**Record list**
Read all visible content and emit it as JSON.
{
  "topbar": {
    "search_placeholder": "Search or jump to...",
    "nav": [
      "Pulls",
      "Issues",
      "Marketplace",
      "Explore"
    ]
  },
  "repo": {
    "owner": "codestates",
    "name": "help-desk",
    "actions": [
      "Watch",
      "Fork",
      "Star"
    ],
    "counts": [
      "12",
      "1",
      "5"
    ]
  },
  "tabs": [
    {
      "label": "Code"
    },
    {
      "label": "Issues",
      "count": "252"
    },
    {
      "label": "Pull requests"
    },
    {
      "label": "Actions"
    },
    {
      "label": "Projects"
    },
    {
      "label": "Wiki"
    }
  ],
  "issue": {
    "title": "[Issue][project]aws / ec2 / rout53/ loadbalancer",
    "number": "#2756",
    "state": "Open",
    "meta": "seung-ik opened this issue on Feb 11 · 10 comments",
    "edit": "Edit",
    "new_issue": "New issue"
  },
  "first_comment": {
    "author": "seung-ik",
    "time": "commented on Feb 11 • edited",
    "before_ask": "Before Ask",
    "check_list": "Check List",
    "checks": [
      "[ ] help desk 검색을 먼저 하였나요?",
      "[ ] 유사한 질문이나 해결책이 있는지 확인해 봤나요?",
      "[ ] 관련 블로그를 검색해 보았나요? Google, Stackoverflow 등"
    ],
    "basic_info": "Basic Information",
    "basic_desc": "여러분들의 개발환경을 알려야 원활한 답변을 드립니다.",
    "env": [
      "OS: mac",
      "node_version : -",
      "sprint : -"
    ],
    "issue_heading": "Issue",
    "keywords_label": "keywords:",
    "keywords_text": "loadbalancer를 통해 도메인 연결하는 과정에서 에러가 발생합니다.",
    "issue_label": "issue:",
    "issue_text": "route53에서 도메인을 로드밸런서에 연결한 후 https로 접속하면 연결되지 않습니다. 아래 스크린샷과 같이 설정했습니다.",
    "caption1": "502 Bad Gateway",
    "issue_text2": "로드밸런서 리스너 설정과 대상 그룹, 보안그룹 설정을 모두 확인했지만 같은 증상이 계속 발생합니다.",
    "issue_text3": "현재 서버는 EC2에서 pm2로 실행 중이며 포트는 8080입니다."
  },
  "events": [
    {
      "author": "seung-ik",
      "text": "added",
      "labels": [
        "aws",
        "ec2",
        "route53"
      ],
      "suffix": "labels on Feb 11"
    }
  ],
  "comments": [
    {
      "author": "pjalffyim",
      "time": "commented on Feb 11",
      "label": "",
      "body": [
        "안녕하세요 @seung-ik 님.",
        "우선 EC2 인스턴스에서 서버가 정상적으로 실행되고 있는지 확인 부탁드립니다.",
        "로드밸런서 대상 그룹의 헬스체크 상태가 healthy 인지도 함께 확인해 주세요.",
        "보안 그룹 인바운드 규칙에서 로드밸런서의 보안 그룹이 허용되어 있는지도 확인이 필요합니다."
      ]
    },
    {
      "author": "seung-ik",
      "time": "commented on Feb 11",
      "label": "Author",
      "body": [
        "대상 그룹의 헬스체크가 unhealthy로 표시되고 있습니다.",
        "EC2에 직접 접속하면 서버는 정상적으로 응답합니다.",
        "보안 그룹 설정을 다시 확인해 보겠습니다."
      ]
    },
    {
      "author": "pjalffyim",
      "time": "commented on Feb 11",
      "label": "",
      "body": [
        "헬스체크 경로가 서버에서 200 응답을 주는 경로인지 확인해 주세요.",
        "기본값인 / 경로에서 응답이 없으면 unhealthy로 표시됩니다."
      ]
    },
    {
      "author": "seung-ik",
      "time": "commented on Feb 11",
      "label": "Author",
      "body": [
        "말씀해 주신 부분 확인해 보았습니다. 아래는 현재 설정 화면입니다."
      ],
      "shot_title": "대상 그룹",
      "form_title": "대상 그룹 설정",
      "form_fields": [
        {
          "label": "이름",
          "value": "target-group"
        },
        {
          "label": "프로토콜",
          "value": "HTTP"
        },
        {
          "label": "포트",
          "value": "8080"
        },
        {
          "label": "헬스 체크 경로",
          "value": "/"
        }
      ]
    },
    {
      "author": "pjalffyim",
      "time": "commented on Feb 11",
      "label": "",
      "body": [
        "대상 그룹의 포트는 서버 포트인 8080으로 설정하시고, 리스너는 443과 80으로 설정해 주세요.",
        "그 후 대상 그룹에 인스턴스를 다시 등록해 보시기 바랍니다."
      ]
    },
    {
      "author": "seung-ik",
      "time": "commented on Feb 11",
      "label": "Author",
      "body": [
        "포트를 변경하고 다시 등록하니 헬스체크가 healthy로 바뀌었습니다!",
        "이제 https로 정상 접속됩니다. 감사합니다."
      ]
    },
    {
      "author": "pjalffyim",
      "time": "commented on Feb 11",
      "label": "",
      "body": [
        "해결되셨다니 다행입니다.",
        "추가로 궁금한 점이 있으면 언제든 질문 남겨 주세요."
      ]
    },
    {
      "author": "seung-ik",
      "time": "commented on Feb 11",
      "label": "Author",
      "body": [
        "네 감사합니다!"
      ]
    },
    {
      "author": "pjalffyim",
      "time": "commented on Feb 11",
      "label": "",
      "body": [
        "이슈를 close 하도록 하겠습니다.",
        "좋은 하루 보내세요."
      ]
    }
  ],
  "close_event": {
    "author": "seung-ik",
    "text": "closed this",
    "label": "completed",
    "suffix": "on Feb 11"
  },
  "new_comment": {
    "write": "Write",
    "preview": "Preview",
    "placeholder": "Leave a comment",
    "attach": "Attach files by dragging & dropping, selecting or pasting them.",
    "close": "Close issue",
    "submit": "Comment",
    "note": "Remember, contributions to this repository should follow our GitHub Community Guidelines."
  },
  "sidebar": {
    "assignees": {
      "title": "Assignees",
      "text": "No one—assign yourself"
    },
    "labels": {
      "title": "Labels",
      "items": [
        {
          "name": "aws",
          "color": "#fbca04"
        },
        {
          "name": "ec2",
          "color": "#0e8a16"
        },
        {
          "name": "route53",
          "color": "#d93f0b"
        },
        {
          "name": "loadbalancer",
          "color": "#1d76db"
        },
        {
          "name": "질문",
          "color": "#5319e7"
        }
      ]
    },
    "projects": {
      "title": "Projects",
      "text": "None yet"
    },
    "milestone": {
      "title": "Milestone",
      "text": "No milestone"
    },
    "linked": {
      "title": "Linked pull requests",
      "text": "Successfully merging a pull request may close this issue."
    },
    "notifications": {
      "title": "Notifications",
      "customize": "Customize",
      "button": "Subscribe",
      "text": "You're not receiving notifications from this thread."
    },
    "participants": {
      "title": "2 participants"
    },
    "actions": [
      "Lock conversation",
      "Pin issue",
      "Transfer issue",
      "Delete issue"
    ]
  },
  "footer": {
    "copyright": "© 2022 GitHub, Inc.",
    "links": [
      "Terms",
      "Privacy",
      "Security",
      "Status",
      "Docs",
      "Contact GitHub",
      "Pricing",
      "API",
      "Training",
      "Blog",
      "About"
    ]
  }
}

**Task requirements**
Check each line of the records for the word "color" and extract those that contain it.

**Finished answer**
          "color": "#fbca04"
          "color": "#0e8a16"
          "color": "#d93f0b"
          "color": "#1d76db"
          "color": "#5319e7"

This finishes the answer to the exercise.